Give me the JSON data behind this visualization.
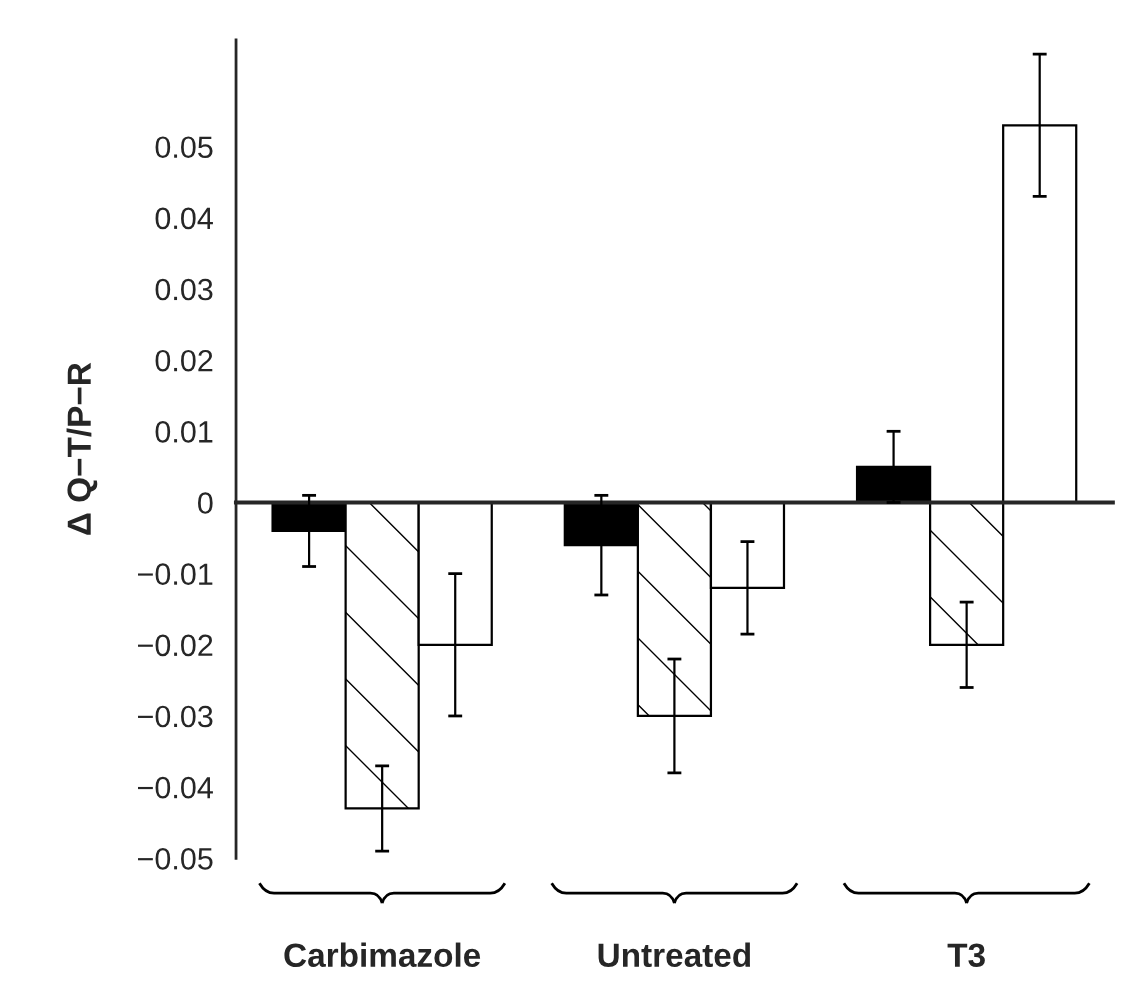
{
  "chart_data": {
    "type": "bar",
    "ylabel": "Δ Q−T/P−R",
    "categories": [
      "Carbimazole",
      "Untreated",
      "T3"
    ],
    "series": [
      {
        "color": "#000000",
        "values": [
          -0.004,
          -0.006,
          0.005
        ],
        "errors": [
          0.005,
          0.007,
          0.005
        ]
      },
      {
        "color": "#ffffff",
        "values": [
          -0.043,
          -0.03,
          -0.02
        ],
        "errors": [
          0.006,
          0.008,
          0.006
        ]
      },
      {
        "color": "#ffffff",
        "values": [
          -0.02,
          -0.012,
          0.053
        ],
        "errors": [
          0.01,
          0.0065,
          0.01
        ]
      }
    ],
    "ylim": [
      -0.05,
      0.065
    ],
    "yticks": [
      {
        "value": -0.05,
        "label": "−0.05"
      },
      {
        "value": -0.04,
        "label": "−0.04"
      },
      {
        "value": -0.03,
        "label": "−0.03"
      },
      {
        "value": -0.02,
        "label": "−0.02"
      },
      {
        "value": -0.01,
        "label": "−0.01"
      },
      0,
      0.01,
      0.02,
      0.03,
      0.04,
      0.05
    ],
    "legend": false
  }
}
━━━━━━━━━━━━━━━━
» **AIM OF THE EXERCISE**:
None of the pictures should appear; repeat the records exactly otherwise.

» **RESPONSE**:
Give me the JSON data behind this visualization.
{
  "chart_data": {
    "type": "bar",
    "ylabel": "Δ Q−T/P−R",
    "categories": [
      "Carbimazole",
      "Untreated",
      "T3"
    ],
    "series": [
      {
        "color": "#000000",
        "values": [
          -0.004,
          -0.006,
          0.005
        ],
        "errors": [
          0.005,
          0.007,
          0.005
        ]
      },
      {
        "color": "#ffffff",
        "values": [
          -0.043,
          -0.03,
          -0.02
        ],
        "errors": [
          0.006,
          0.008,
          0.006
        ]
      },
      {
        "color": "#ffffff",
        "values": [
          -0.02,
          -0.012,
          0.053
        ],
        "errors": [
          0.01,
          0.0065,
          0.01
        ]
      }
    ],
    "ylim": [
      -0.05,
      0.065
    ],
    "yticks": [
      {
        "value": -0.05,
        "label": "−0.05"
      },
      {
        "value": -0.04,
        "label": "−0.04"
      },
      {
        "value": -0.03,
        "label": "−0.03"
      },
      {
        "value": -0.02,
        "label": "−0.02"
      },
      {
        "value": -0.01,
        "label": "−0.01"
      },
      0,
      0.01,
      0.02,
      0.03,
      0.04,
      0.05
    ],
    "legend": false
  }
}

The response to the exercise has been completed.